— Start of Provided information —
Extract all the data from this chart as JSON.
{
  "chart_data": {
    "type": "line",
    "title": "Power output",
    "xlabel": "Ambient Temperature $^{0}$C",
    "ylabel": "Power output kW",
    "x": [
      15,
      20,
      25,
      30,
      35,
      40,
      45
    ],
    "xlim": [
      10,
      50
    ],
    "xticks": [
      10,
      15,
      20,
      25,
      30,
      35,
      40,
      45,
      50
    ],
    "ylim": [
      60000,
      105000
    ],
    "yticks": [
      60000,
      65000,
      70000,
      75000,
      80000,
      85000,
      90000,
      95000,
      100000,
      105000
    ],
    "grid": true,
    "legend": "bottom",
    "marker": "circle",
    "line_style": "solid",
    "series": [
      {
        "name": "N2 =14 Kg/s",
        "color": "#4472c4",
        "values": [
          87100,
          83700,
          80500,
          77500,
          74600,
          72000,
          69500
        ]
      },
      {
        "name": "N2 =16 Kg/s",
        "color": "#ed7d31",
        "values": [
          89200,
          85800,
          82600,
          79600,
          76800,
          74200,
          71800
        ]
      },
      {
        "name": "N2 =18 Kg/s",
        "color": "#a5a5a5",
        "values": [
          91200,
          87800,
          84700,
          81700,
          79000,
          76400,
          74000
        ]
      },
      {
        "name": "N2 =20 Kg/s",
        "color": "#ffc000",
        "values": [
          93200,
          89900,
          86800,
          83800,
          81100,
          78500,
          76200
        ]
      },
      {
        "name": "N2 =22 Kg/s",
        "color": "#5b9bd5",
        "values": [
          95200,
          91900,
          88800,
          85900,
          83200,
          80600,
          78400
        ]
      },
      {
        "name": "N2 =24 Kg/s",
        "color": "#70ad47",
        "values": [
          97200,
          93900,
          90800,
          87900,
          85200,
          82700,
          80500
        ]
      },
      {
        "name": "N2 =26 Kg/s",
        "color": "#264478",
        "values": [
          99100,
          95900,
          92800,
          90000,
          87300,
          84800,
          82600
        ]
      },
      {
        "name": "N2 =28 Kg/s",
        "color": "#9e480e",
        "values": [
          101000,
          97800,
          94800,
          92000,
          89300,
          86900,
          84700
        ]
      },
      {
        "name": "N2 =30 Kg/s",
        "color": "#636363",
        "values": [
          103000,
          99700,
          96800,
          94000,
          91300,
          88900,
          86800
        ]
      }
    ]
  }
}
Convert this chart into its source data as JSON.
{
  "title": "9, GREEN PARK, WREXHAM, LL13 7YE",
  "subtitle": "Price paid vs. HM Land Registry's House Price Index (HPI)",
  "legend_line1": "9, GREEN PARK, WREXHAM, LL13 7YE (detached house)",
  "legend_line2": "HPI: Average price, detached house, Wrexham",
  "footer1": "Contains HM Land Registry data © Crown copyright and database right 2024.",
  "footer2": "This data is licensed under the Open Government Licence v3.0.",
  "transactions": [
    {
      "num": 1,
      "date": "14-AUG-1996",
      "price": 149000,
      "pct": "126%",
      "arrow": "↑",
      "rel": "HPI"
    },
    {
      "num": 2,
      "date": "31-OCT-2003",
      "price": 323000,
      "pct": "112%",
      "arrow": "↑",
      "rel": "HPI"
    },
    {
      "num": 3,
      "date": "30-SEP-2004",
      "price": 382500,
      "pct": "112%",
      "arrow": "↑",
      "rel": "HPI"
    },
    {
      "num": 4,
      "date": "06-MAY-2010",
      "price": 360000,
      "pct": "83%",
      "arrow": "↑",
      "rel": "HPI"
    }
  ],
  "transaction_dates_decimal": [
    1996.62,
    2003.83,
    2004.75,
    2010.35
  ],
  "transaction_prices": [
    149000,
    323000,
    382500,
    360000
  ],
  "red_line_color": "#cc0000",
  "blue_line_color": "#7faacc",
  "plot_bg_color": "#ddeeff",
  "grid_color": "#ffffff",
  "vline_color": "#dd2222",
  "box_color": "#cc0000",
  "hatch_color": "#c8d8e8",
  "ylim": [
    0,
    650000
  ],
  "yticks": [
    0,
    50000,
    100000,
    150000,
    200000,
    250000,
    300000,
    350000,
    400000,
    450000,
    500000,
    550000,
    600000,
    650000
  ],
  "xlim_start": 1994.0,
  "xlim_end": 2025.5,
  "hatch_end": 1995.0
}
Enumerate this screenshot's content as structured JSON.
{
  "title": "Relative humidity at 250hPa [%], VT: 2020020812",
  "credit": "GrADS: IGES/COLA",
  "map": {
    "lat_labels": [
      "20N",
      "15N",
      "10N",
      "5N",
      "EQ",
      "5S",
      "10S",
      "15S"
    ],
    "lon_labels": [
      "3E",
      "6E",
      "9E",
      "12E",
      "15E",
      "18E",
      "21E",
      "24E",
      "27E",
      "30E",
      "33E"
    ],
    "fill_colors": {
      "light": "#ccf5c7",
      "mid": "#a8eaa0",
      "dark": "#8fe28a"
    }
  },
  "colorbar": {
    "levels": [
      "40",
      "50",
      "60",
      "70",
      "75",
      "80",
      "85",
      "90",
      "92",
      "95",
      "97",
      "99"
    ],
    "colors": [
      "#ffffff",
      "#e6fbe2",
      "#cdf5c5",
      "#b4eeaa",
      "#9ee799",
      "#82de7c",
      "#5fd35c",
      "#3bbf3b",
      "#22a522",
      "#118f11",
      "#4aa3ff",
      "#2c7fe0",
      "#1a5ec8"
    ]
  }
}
— End of Provided information —
Task to complete =
Without changing a word, restate the whole listing.

Written response =
Extract all the data from this chart as JSON.
{
  "chart_data": {
    "type": "line",
    "title": "Power output",
    "xlabel": "Ambient Temperature $^{0}$C",
    "ylabel": "Power output kW",
    "x": [
      15,
      20,
      25,
      30,
      35,
      40,
      45
    ],
    "xlim": [
      10,
      50
    ],
    "xticks": [
      10,
      15,
      20,
      25,
      30,
      35,
      40,
      45,
      50
    ],
    "ylim": [
      60000,
      105000
    ],
    "yticks": [
      60000,
      65000,
      70000,
      75000,
      80000,
      85000,
      90000,
      95000,
      100000,
      105000
    ],
    "grid": true,
    "legend": "bottom",
    "marker": "circle",
    "line_style": "solid",
    "series": [
      {
        "name": "N2 =14 Kg/s",
        "color": "#4472c4",
        "values": [
          87100,
          83700,
          80500,
          77500,
          74600,
          72000,
          69500
        ]
      },
      {
        "name": "N2 =16 Kg/s",
        "color": "#ed7d31",
        "values": [
          89200,
          85800,
          82600,
          79600,
          76800,
          74200,
          71800
        ]
      },
      {
        "name": "N2 =18 Kg/s",
        "color": "#a5a5a5",
        "values": [
          91200,
          87800,
          84700,
          81700,
          79000,
          76400,
          74000
        ]
      },
      {
        "name": "N2 =20 Kg/s",
        "color": "#ffc000",
        "values": [
          93200,
          89900,
          86800,
          83800,
          81100,
          78500,
          76200
        ]
      },
      {
        "name": "N2 =22 Kg/s",
        "color": "#5b9bd5",
        "values": [
          95200,
          91900,
          88800,
          85900,
          83200,
          80600,
          78400
        ]
      },
      {
        "name": "N2 =24 Kg/s",
        "color": "#70ad47",
        "values": [
          97200,
          93900,
          90800,
          87900,
          85200,
          82700,
          80500
        ]
      },
      {
        "name": "N2 =26 Kg/s",
        "color": "#264478",
        "values": [
          99100,
          95900,
          92800,
          90000,
          87300,
          84800,
          82600
        ]
      },
      {
        "name": "N2 =28 Kg/s",
        "color": "#9e480e",
        "values": [
          101000,
          97800,
          94800,
          92000,
          89300,
          86900,
          84700
        ]
      },
      {
        "name": "N2 =30 Kg/s",
        "color": "#636363",
        "values": [
          103000,
          99700,
          96800,
          94000,
          91300,
          88900,
          86800
        ]
      }
    ]
  }
}
Convert this chart into its source data as JSON.
{
  "title": "9, GREEN PARK, WREXHAM, LL13 7YE",
  "subtitle": "Price paid vs. HM Land Registry's House Price Index (HPI)",
  "legend_line1": "9, GREEN PARK, WREXHAM, LL13 7YE (detached house)",
  "legend_line2": "HPI: Average price, detached house, Wrexham",
  "footer1": "Contains HM Land Registry data © Crown copyright and database right 2024.",
  "footer2": "This data is licensed under the Open Government Licence v3.0.",
  "transactions": [
    {
      "num": 1,
      "date": "14-AUG-1996",
      "price": 149000,
      "pct": "126%",
      "arrow": "↑",
      "rel": "HPI"
    },
    {
      "num": 2,
      "date": "31-OCT-2003",
      "price": 323000,
      "pct": "112%",
      "arrow": "↑",
      "rel": "HPI"
    },
    {
      "num": 3,
      "date": "30-SEP-2004",
      "price": 382500,
      "pct": "112%",
      "arrow": "↑",
      "rel": "HPI"
    },
    {
      "num": 4,
      "date": "06-MAY-2010",
      "price": 360000,
      "pct": "83%",
      "arrow": "↑",
      "rel": "HPI"
    }
  ],
  "transaction_dates_decimal": [
    1996.62,
    2003.83,
    2004.75,
    2010.35
  ],
  "transaction_prices": [
    149000,
    323000,
    382500,
    360000
  ],
  "red_line_color": "#cc0000",
  "blue_line_color": "#7faacc",
  "plot_bg_color": "#ddeeff",
  "grid_color": "#ffffff",
  "vline_color": "#dd2222",
  "box_color": "#cc0000",
  "hatch_color": "#c8d8e8",
  "ylim": [
    0,
    650000
  ],
  "yticks": [
    0,
    50000,
    100000,
    150000,
    200000,
    250000,
    300000,
    350000,
    400000,
    450000,
    500000,
    550000,
    600000,
    650000
  ],
  "xlim_start": 1994.0,
  "xlim_end": 2025.5,
  "hatch_end": 1995.0
}
Enumerate this screenshot's content as structured JSON.
{
  "title": "Relative humidity at 250hPa [%], VT: 2020020812",
  "credit": "GrADS: IGES/COLA",
  "map": {
    "lat_labels": [
      "20N",
      "15N",
      "10N",
      "5N",
      "EQ",
      "5S",
      "10S",
      "15S"
    ],
    "lon_labels": [
      "3E",
      "6E",
      "9E",
      "12E",
      "15E",
      "18E",
      "21E",
      "24E",
      "27E",
      "30E",
      "33E"
    ],
    "fill_colors": {
      "light": "#ccf5c7",
      "mid": "#a8eaa0",
      "dark": "#8fe28a"
    }
  },
  "colorbar": {
    "levels": [
      "40",
      "50",
      "60",
      "70",
      "75",
      "80",
      "85",
      "90",
      "92",
      "95",
      "97",
      "99"
    ],
    "colors": [
      "#ffffff",
      "#e6fbe2",
      "#cdf5c5",
      "#b4eeaa",
      "#9ee799",
      "#82de7c",
      "#5fd35c",
      "#3bbf3b",
      "#22a522",
      "#118f11",
      "#4aa3ff",
      "#2c7fe0",
      "#1a5ec8"
    ]
  }
}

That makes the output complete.